** begin **

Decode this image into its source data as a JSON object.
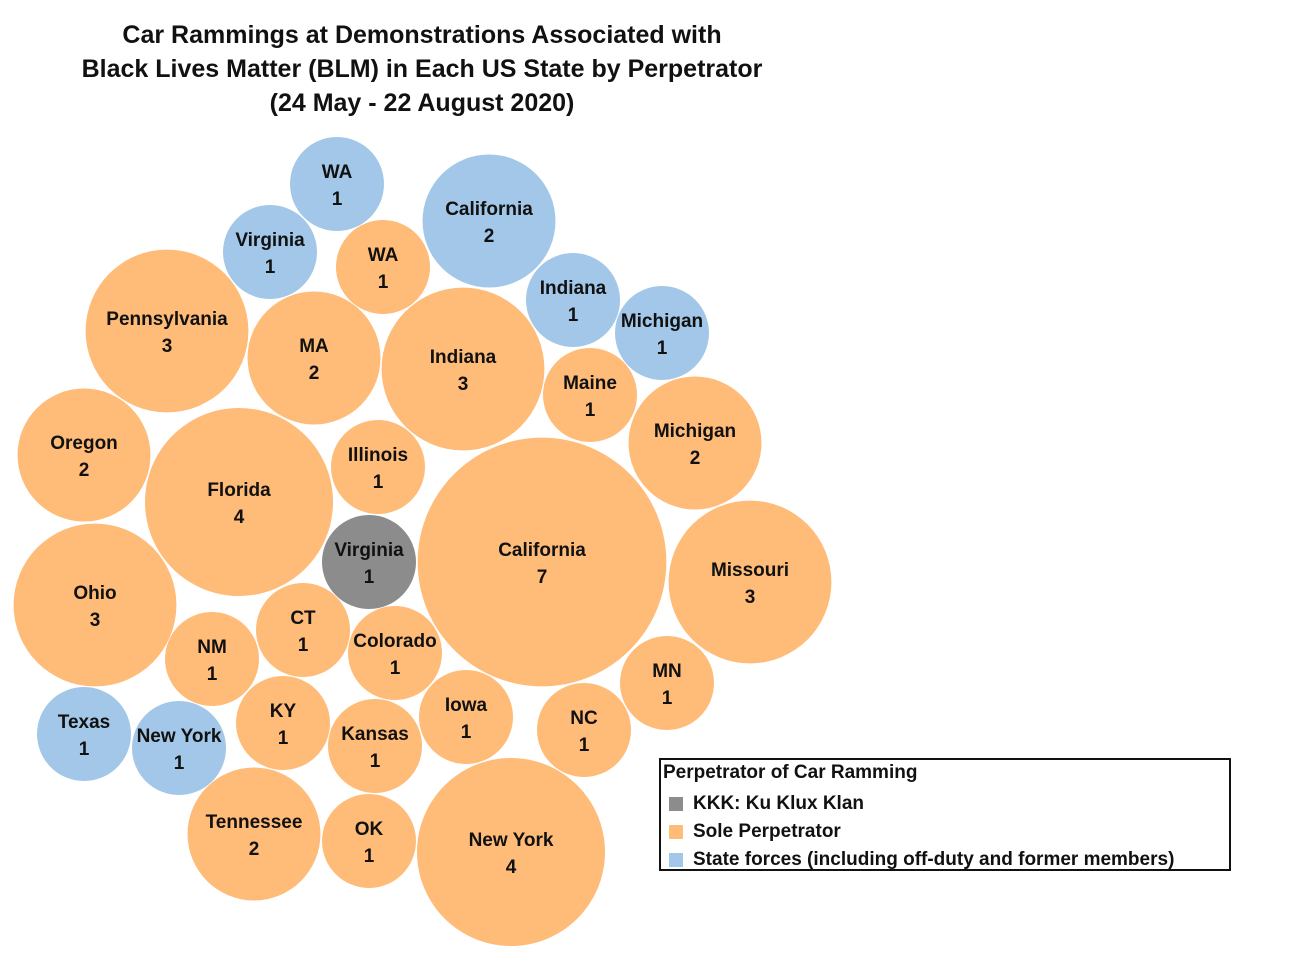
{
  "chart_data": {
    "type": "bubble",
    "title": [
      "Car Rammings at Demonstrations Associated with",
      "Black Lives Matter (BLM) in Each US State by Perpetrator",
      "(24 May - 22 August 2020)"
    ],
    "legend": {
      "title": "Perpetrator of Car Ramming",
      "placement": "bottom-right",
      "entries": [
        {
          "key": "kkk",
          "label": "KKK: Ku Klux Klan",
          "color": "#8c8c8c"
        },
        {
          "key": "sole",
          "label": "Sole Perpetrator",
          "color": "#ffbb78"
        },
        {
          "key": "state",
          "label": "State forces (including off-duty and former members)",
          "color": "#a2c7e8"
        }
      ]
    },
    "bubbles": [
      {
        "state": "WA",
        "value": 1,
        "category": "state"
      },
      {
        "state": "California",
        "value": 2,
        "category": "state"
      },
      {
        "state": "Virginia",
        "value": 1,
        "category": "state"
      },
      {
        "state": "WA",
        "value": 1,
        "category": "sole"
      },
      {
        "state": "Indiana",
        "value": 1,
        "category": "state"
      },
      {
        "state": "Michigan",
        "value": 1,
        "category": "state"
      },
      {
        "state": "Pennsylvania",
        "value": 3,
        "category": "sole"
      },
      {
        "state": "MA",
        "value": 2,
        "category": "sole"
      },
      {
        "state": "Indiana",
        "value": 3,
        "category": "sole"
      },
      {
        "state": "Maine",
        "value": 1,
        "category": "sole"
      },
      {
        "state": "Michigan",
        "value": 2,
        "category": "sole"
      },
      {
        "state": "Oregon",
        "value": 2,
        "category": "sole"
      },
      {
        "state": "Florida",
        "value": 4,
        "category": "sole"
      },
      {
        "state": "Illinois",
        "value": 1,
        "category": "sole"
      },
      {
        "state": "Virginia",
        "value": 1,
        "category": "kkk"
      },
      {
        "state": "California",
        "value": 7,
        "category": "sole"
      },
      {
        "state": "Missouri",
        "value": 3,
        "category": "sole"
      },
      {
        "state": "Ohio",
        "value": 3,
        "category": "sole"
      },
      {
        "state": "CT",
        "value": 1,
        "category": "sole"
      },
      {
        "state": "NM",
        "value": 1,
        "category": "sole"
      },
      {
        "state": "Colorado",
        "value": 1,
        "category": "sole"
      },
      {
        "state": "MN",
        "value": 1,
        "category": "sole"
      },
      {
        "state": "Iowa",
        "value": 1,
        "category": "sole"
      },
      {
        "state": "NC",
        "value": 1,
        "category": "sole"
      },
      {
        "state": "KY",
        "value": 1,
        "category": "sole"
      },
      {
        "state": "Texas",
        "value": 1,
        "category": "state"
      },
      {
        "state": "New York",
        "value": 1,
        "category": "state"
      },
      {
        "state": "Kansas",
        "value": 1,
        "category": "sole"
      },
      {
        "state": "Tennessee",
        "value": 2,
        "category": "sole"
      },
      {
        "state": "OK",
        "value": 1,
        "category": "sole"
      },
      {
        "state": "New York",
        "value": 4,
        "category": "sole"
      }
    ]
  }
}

** end **

§ WHAT YOU ARE ASKED TO DO
Write out again every line above exactly as given; the pictures do not belong in the copy.

§ OUTPUT BELOW
Decode this image into its source data as a JSON object.
{
  "chart_data": {
    "type": "bubble",
    "title": [
      "Car Rammings at Demonstrations Associated with",
      "Black Lives Matter (BLM) in Each US State by Perpetrator",
      "(24 May - 22 August 2020)"
    ],
    "legend": {
      "title": "Perpetrator of Car Ramming",
      "placement": "bottom-right",
      "entries": [
        {
          "key": "kkk",
          "label": "KKK: Ku Klux Klan",
          "color": "#8c8c8c"
        },
        {
          "key": "sole",
          "label": "Sole Perpetrator",
          "color": "#ffbb78"
        },
        {
          "key": "state",
          "label": "State forces (including off-duty and former members)",
          "color": "#a2c7e8"
        }
      ]
    },
    "bubbles": [
      {
        "state": "WA",
        "value": 1,
        "category": "state"
      },
      {
        "state": "California",
        "value": 2,
        "category": "state"
      },
      {
        "state": "Virginia",
        "value": 1,
        "category": "state"
      },
      {
        "state": "WA",
        "value": 1,
        "category": "sole"
      },
      {
        "state": "Indiana",
        "value": 1,
        "category": "state"
      },
      {
        "state": "Michigan",
        "value": 1,
        "category": "state"
      },
      {
        "state": "Pennsylvania",
        "value": 3,
        "category": "sole"
      },
      {
        "state": "MA",
        "value": 2,
        "category": "sole"
      },
      {
        "state": "Indiana",
        "value": 3,
        "category": "sole"
      },
      {
        "state": "Maine",
        "value": 1,
        "category": "sole"
      },
      {
        "state": "Michigan",
        "value": 2,
        "category": "sole"
      },
      {
        "state": "Oregon",
        "value": 2,
        "category": "sole"
      },
      {
        "state": "Florida",
        "value": 4,
        "category": "sole"
      },
      {
        "state": "Illinois",
        "value": 1,
        "category": "sole"
      },
      {
        "state": "Virginia",
        "value": 1,
        "category": "kkk"
      },
      {
        "state": "California",
        "value": 7,
        "category": "sole"
      },
      {
        "state": "Missouri",
        "value": 3,
        "category": "sole"
      },
      {
        "state": "Ohio",
        "value": 3,
        "category": "sole"
      },
      {
        "state": "CT",
        "value": 1,
        "category": "sole"
      },
      {
        "state": "NM",
        "value": 1,
        "category": "sole"
      },
      {
        "state": "Colorado",
        "value": 1,
        "category": "sole"
      },
      {
        "state": "MN",
        "value": 1,
        "category": "sole"
      },
      {
        "state": "Iowa",
        "value": 1,
        "category": "sole"
      },
      {
        "state": "NC",
        "value": 1,
        "category": "sole"
      },
      {
        "state": "KY",
        "value": 1,
        "category": "sole"
      },
      {
        "state": "Texas",
        "value": 1,
        "category": "state"
      },
      {
        "state": "New York",
        "value": 1,
        "category": "state"
      },
      {
        "state": "Kansas",
        "value": 1,
        "category": "sole"
      },
      {
        "state": "Tennessee",
        "value": 2,
        "category": "sole"
      },
      {
        "state": "OK",
        "value": 1,
        "category": "sole"
      },
      {
        "state": "New York",
        "value": 4,
        "category": "sole"
      }
    ]
  }
}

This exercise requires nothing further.